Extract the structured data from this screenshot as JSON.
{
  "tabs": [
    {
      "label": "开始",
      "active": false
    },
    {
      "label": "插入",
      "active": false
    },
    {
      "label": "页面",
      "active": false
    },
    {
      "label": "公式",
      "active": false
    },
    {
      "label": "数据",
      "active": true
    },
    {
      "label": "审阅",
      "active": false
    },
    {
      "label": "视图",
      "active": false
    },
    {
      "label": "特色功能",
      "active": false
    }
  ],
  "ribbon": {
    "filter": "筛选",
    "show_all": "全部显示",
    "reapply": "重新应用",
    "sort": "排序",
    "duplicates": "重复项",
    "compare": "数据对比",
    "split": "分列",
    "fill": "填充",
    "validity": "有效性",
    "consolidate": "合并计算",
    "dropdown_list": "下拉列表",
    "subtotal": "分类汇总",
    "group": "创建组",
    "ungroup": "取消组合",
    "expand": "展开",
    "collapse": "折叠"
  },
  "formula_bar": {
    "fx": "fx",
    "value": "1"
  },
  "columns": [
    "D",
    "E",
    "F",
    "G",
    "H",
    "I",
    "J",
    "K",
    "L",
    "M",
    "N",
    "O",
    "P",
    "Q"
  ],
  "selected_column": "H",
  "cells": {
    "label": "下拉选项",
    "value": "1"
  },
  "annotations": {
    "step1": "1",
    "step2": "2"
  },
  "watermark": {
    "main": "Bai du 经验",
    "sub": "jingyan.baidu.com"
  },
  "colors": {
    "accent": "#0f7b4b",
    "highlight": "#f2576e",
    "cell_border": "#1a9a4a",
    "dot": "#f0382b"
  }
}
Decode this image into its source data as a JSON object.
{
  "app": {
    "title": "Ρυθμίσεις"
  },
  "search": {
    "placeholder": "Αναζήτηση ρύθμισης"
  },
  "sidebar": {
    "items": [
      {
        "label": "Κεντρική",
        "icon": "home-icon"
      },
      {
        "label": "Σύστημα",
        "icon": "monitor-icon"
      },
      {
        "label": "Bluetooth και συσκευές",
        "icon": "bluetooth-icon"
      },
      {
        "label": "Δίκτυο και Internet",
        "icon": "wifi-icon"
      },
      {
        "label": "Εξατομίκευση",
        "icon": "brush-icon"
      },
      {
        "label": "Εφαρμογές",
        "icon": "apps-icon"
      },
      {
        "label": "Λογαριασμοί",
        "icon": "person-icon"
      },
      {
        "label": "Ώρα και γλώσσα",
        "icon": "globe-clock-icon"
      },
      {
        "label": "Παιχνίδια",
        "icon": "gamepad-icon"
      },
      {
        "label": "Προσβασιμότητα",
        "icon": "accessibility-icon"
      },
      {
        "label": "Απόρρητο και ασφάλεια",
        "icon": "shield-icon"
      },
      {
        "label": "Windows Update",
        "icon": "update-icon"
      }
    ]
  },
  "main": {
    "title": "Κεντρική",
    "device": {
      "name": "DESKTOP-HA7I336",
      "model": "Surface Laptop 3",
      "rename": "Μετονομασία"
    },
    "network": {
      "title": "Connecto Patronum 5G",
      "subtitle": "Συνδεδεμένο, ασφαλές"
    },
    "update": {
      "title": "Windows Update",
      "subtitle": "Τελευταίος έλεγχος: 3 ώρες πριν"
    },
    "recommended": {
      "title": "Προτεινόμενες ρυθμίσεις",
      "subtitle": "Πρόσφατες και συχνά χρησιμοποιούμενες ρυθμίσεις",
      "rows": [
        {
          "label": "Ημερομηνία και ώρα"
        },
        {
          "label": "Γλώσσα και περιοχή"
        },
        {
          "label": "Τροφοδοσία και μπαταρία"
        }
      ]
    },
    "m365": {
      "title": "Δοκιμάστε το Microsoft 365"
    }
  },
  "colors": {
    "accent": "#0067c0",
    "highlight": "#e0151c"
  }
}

--

• [What is needed] Please reproduce every line of the material word for word.

• [Result below]
Extract the structured data from this screenshot as JSON.
{
  "tabs": [
    {
      "label": "开始",
      "active": false
    },
    {
      "label": "插入",
      "active": false
    },
    {
      "label": "页面",
      "active": false
    },
    {
      "label": "公式",
      "active": false
    },
    {
      "label": "数据",
      "active": true
    },
    {
      "label": "审阅",
      "active": false
    },
    {
      "label": "视图",
      "active": false
    },
    {
      "label": "特色功能",
      "active": false
    }
  ],
  "ribbon": {
    "filter": "筛选",
    "show_all": "全部显示",
    "reapply": "重新应用",
    "sort": "排序",
    "duplicates": "重复项",
    "compare": "数据对比",
    "split": "分列",
    "fill": "填充",
    "validity": "有效性",
    "consolidate": "合并计算",
    "dropdown_list": "下拉列表",
    "subtotal": "分类汇总",
    "group": "创建组",
    "ungroup": "取消组合",
    "expand": "展开",
    "collapse": "折叠"
  },
  "formula_bar": {
    "fx": "fx",
    "value": "1"
  },
  "columns": [
    "D",
    "E",
    "F",
    "G",
    "H",
    "I",
    "J",
    "K",
    "L",
    "M",
    "N",
    "O",
    "P",
    "Q"
  ],
  "selected_column": "H",
  "cells": {
    "label": "下拉选项",
    "value": "1"
  },
  "annotations": {
    "step1": "1",
    "step2": "2"
  },
  "watermark": {
    "main": "Bai du 经验",
    "sub": "jingyan.baidu.com"
  },
  "colors": {
    "accent": "#0f7b4b",
    "highlight": "#f2576e",
    "cell_border": "#1a9a4a",
    "dot": "#f0382b"
  }
}
Decode this image into its source data as a JSON object.
{
  "app": {
    "title": "Ρυθμίσεις"
  },
  "search": {
    "placeholder": "Αναζήτηση ρύθμισης"
  },
  "sidebar": {
    "items": [
      {
        "label": "Κεντρική",
        "icon": "home-icon"
      },
      {
        "label": "Σύστημα",
        "icon": "monitor-icon"
      },
      {
        "label": "Bluetooth και συσκευές",
        "icon": "bluetooth-icon"
      },
      {
        "label": "Δίκτυο και Internet",
        "icon": "wifi-icon"
      },
      {
        "label": "Εξατομίκευση",
        "icon": "brush-icon"
      },
      {
        "label": "Εφαρμογές",
        "icon": "apps-icon"
      },
      {
        "label": "Λογαριασμοί",
        "icon": "person-icon"
      },
      {
        "label": "Ώρα και γλώσσα",
        "icon": "globe-clock-icon"
      },
      {
        "label": "Παιχνίδια",
        "icon": "gamepad-icon"
      },
      {
        "label": "Προσβασιμότητα",
        "icon": "accessibility-icon"
      },
      {
        "label": "Απόρρητο και ασφάλεια",
        "icon": "shield-icon"
      },
      {
        "label": "Windows Update",
        "icon": "update-icon"
      }
    ]
  },
  "main": {
    "title": "Κεντρική",
    "device": {
      "name": "DESKTOP-HA7I336",
      "model": "Surface Laptop 3",
      "rename": "Μετονομασία"
    },
    "network": {
      "title": "Connecto Patronum 5G",
      "subtitle": "Συνδεδεμένο, ασφαλές"
    },
    "update": {
      "title": "Windows Update",
      "subtitle": "Τελευταίος έλεγχος: 3 ώρες πριν"
    },
    "recommended": {
      "title": "Προτεινόμενες ρυθμίσεις",
      "subtitle": "Πρόσφατες και συχνά χρησιμοποιούμενες ρυθμίσεις",
      "rows": [
        {
          "label": "Ημερομηνία και ώρα"
        },
        {
          "label": "Γλώσσα και περιοχή"
        },
        {
          "label": "Τροφοδοσία και μπαταρία"
        }
      ]
    },
    "m365": {
      "title": "Δοκιμάστε το Microsoft 365"
    }
  },
  "colors": {
    "accent": "#0067c0",
    "highlight": "#e0151c"
  }
}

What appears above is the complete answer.